____ INFORMATION GIVEN

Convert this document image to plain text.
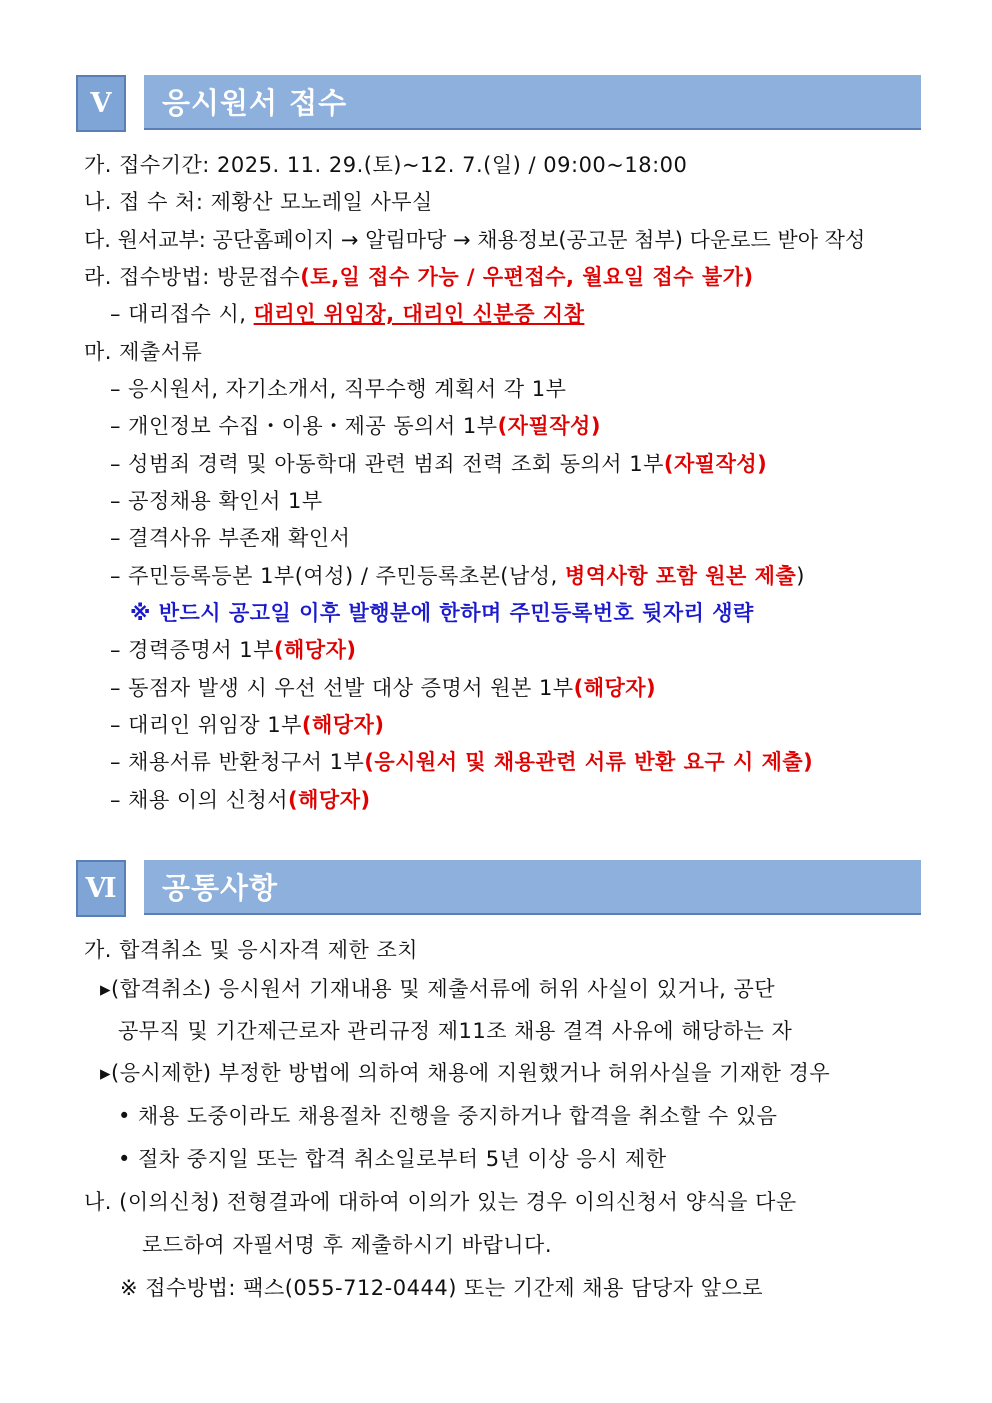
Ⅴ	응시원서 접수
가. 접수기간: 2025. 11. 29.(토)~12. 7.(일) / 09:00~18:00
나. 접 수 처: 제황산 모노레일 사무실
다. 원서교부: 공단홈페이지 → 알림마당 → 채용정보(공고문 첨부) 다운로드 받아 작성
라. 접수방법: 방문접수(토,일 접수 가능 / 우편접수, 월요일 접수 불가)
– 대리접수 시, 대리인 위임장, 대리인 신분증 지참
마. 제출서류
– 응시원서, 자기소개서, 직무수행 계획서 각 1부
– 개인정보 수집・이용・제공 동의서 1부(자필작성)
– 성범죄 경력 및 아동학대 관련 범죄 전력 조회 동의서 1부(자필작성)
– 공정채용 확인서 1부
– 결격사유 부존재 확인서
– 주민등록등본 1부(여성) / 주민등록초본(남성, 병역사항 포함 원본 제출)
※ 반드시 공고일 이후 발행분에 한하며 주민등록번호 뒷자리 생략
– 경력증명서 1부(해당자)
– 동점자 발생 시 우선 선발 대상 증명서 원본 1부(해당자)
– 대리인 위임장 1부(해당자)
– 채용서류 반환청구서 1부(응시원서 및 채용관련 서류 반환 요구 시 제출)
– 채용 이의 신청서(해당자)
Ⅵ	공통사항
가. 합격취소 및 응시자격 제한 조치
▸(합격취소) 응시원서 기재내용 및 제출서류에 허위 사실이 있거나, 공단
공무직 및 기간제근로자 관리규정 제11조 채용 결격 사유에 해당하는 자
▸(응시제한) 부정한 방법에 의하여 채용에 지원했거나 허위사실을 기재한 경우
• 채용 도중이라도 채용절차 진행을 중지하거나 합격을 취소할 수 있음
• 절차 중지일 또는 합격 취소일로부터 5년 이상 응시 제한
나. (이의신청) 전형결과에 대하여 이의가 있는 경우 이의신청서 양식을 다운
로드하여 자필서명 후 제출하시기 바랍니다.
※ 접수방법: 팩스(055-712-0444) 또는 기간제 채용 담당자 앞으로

________

▸ GIVEN EXERCISE
Your copy of the data should match it exactly, except that pictures are left out.

▸ SOLUTION TO THE PROBLEM
Convert this document image to plain text.
Ⅴ	응시원서 접수
가. 접수기간: 2025. 11. 29.(토)~12. 7.(일) / 09:00~18:00
나. 접 수 처: 제황산 모노레일 사무실
다. 원서교부: 공단홈페이지 → 알림마당 → 채용정보(공고문 첨부) 다운로드 받아 작성
라. 접수방법: 방문접수(토,일 접수 가능 / 우편접수, 월요일 접수 불가)
– 대리접수 시, 대리인 위임장, 대리인 신분증 지참
마. 제출서류
– 응시원서, 자기소개서, 직무수행 계획서 각 1부
– 개인정보 수집・이용・제공 동의서 1부(자필작성)
– 성범죄 경력 및 아동학대 관련 범죄 전력 조회 동의서 1부(자필작성)
– 공정채용 확인서 1부
– 결격사유 부존재 확인서
– 주민등록등본 1부(여성) / 주민등록초본(남성, 병역사항 포함 원본 제출)
※ 반드시 공고일 이후 발행분에 한하며 주민등록번호 뒷자리 생략
– 경력증명서 1부(해당자)
– 동점자 발생 시 우선 선발 대상 증명서 원본 1부(해당자)
– 대리인 위임장 1부(해당자)
– 채용서류 반환청구서 1부(응시원서 및 채용관련 서류 반환 요구 시 제출)
– 채용 이의 신청서(해당자)
Ⅵ	공통사항
가. 합격취소 및 응시자격 제한 조치
▸(합격취소) 응시원서 기재내용 및 제출서류에 허위 사실이 있거나, 공단
공무직 및 기간제근로자 관리규정 제11조 채용 결격 사유에 해당하는 자
▸(응시제한) 부정한 방법에 의하여 채용에 지원했거나 허위사실을 기재한 경우
• 채용 도중이라도 채용절차 진행을 중지하거나 합격을 취소할 수 있음
• 절차 중지일 또는 합격 취소일로부터 5년 이상 응시 제한
나. (이의신청) 전형결과에 대하여 이의가 있는 경우 이의신청서 양식을 다운
로드하여 자필서명 후 제출하시기 바랍니다.
※ 접수방법: 팩스(055-712-0444) 또는 기간제 채용 담당자 앞으로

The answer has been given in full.